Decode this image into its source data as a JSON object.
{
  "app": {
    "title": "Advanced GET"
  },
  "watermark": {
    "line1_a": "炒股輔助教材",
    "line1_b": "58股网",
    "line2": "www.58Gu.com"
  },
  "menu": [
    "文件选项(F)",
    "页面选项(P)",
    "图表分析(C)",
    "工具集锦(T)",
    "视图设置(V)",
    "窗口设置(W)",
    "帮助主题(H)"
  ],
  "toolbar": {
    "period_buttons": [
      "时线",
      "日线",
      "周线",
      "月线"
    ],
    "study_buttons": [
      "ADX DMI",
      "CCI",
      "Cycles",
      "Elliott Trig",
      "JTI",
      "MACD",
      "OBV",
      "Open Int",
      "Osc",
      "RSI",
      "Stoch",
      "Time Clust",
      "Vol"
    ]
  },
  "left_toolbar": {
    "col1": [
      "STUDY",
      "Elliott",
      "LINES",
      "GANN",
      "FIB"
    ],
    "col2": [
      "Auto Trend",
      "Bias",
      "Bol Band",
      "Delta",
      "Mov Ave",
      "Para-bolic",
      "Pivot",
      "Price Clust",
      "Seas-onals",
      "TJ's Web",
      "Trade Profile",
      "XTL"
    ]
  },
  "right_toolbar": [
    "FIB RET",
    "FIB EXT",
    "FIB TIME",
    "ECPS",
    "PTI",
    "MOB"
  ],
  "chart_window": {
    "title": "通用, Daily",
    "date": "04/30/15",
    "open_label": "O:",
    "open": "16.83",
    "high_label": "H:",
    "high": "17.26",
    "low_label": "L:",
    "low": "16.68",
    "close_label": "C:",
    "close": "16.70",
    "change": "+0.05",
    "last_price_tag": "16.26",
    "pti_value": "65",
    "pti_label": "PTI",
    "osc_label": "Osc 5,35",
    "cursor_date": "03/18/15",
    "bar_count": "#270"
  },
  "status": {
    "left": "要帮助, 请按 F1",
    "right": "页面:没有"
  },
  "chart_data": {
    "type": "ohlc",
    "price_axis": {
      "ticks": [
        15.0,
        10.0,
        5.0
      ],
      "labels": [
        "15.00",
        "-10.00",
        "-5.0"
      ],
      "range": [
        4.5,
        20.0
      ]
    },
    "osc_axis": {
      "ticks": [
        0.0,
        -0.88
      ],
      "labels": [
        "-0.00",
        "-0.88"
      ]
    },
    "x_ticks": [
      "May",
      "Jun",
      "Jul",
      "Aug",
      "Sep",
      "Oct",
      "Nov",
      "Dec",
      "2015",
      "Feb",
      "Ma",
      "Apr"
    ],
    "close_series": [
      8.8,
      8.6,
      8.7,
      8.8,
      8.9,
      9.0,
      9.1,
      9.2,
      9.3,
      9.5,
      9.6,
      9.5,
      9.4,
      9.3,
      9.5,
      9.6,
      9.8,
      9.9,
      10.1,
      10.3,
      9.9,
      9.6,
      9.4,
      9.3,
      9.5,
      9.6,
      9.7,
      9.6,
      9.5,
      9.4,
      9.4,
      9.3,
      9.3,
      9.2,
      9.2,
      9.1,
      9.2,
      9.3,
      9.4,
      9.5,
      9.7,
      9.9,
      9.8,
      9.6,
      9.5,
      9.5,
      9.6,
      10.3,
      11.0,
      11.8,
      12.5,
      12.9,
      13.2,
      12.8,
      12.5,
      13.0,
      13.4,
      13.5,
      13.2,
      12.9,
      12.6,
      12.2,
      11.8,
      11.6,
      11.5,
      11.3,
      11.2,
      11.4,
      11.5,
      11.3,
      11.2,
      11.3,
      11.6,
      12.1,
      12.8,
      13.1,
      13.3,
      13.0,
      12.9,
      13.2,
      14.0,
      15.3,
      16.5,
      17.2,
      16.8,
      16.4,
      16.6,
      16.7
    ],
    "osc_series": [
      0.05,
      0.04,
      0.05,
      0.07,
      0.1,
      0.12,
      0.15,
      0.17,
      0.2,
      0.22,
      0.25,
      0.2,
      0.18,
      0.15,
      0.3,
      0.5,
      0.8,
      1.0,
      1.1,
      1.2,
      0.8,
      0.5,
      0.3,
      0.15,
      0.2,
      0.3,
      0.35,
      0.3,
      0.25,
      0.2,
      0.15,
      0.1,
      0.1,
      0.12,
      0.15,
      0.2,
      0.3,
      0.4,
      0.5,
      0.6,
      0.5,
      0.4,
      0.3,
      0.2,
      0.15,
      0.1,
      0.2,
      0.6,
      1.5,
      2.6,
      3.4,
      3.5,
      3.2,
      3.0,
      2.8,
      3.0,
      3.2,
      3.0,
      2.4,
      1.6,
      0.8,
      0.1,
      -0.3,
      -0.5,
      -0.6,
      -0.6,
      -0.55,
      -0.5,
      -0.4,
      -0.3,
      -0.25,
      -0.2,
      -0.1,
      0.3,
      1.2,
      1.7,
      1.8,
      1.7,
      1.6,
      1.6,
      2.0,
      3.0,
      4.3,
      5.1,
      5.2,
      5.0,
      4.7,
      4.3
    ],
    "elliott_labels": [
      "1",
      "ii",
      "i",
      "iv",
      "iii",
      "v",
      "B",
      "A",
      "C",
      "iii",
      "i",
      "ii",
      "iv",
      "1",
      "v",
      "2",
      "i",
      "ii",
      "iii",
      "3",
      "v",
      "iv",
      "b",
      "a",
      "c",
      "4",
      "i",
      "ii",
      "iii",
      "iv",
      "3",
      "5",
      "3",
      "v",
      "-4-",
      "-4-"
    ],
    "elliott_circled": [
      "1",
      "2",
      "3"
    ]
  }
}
******
▶ **Aim**
Repeat all of the entries exactly.

▶ **Worked solution**
Decode this image into its source data as a JSON object.
{
  "app": {
    "title": "Advanced GET"
  },
  "watermark": {
    "line1_a": "炒股輔助教材",
    "line1_b": "58股网",
    "line2": "www.58Gu.com"
  },
  "menu": [
    "文件选项(F)",
    "页面选项(P)",
    "图表分析(C)",
    "工具集锦(T)",
    "视图设置(V)",
    "窗口设置(W)",
    "帮助主题(H)"
  ],
  "toolbar": {
    "period_buttons": [
      "时线",
      "日线",
      "周线",
      "月线"
    ],
    "study_buttons": [
      "ADX DMI",
      "CCI",
      "Cycles",
      "Elliott Trig",
      "JTI",
      "MACD",
      "OBV",
      "Open Int",
      "Osc",
      "RSI",
      "Stoch",
      "Time Clust",
      "Vol"
    ]
  },
  "left_toolbar": {
    "col1": [
      "STUDY",
      "Elliott",
      "LINES",
      "GANN",
      "FIB"
    ],
    "col2": [
      "Auto Trend",
      "Bias",
      "Bol Band",
      "Delta",
      "Mov Ave",
      "Para-bolic",
      "Pivot",
      "Price Clust",
      "Seas-onals",
      "TJ's Web",
      "Trade Profile",
      "XTL"
    ]
  },
  "right_toolbar": [
    "FIB RET",
    "FIB EXT",
    "FIB TIME",
    "ECPS",
    "PTI",
    "MOB"
  ],
  "chart_window": {
    "title": "通用, Daily",
    "date": "04/30/15",
    "open_label": "O:",
    "open": "16.83",
    "high_label": "H:",
    "high": "17.26",
    "low_label": "L:",
    "low": "16.68",
    "close_label": "C:",
    "close": "16.70",
    "change": "+0.05",
    "last_price_tag": "16.26",
    "pti_value": "65",
    "pti_label": "PTI",
    "osc_label": "Osc 5,35",
    "cursor_date": "03/18/15",
    "bar_count": "#270"
  },
  "status": {
    "left": "要帮助, 请按 F1",
    "right": "页面:没有"
  },
  "chart_data": {
    "type": "ohlc",
    "price_axis": {
      "ticks": [
        15.0,
        10.0,
        5.0
      ],
      "labels": [
        "15.00",
        "-10.00",
        "-5.0"
      ],
      "range": [
        4.5,
        20.0
      ]
    },
    "osc_axis": {
      "ticks": [
        0.0,
        -0.88
      ],
      "labels": [
        "-0.00",
        "-0.88"
      ]
    },
    "x_ticks": [
      "May",
      "Jun",
      "Jul",
      "Aug",
      "Sep",
      "Oct",
      "Nov",
      "Dec",
      "2015",
      "Feb",
      "Ma",
      "Apr"
    ],
    "close_series": [
      8.8,
      8.6,
      8.7,
      8.8,
      8.9,
      9.0,
      9.1,
      9.2,
      9.3,
      9.5,
      9.6,
      9.5,
      9.4,
      9.3,
      9.5,
      9.6,
      9.8,
      9.9,
      10.1,
      10.3,
      9.9,
      9.6,
      9.4,
      9.3,
      9.5,
      9.6,
      9.7,
      9.6,
      9.5,
      9.4,
      9.4,
      9.3,
      9.3,
      9.2,
      9.2,
      9.1,
      9.2,
      9.3,
      9.4,
      9.5,
      9.7,
      9.9,
      9.8,
      9.6,
      9.5,
      9.5,
      9.6,
      10.3,
      11.0,
      11.8,
      12.5,
      12.9,
      13.2,
      12.8,
      12.5,
      13.0,
      13.4,
      13.5,
      13.2,
      12.9,
      12.6,
      12.2,
      11.8,
      11.6,
      11.5,
      11.3,
      11.2,
      11.4,
      11.5,
      11.3,
      11.2,
      11.3,
      11.6,
      12.1,
      12.8,
      13.1,
      13.3,
      13.0,
      12.9,
      13.2,
      14.0,
      15.3,
      16.5,
      17.2,
      16.8,
      16.4,
      16.6,
      16.7
    ],
    "osc_series": [
      0.05,
      0.04,
      0.05,
      0.07,
      0.1,
      0.12,
      0.15,
      0.17,
      0.2,
      0.22,
      0.25,
      0.2,
      0.18,
      0.15,
      0.3,
      0.5,
      0.8,
      1.0,
      1.1,
      1.2,
      0.8,
      0.5,
      0.3,
      0.15,
      0.2,
      0.3,
      0.35,
      0.3,
      0.25,
      0.2,
      0.15,
      0.1,
      0.1,
      0.12,
      0.15,
      0.2,
      0.3,
      0.4,
      0.5,
      0.6,
      0.5,
      0.4,
      0.3,
      0.2,
      0.15,
      0.1,
      0.2,
      0.6,
      1.5,
      2.6,
      3.4,
      3.5,
      3.2,
      3.0,
      2.8,
      3.0,
      3.2,
      3.0,
      2.4,
      1.6,
      0.8,
      0.1,
      -0.3,
      -0.5,
      -0.6,
      -0.6,
      -0.55,
      -0.5,
      -0.4,
      -0.3,
      -0.25,
      -0.2,
      -0.1,
      0.3,
      1.2,
      1.7,
      1.8,
      1.7,
      1.6,
      1.6,
      2.0,
      3.0,
      4.3,
      5.1,
      5.2,
      5.0,
      4.7,
      4.3
    ],
    "elliott_labels": [
      "1",
      "ii",
      "i",
      "iv",
      "iii",
      "v",
      "B",
      "A",
      "C",
      "iii",
      "i",
      "ii",
      "iv",
      "1",
      "v",
      "2",
      "i",
      "ii",
      "iii",
      "3",
      "v",
      "iv",
      "b",
      "a",
      "c",
      "4",
      "i",
      "ii",
      "iii",
      "iv",
      "3",
      "5",
      "3",
      "v",
      "-4-",
      "-4-"
    ],
    "elliott_circled": [
      "1",
      "2",
      "3"
    ]
  }
}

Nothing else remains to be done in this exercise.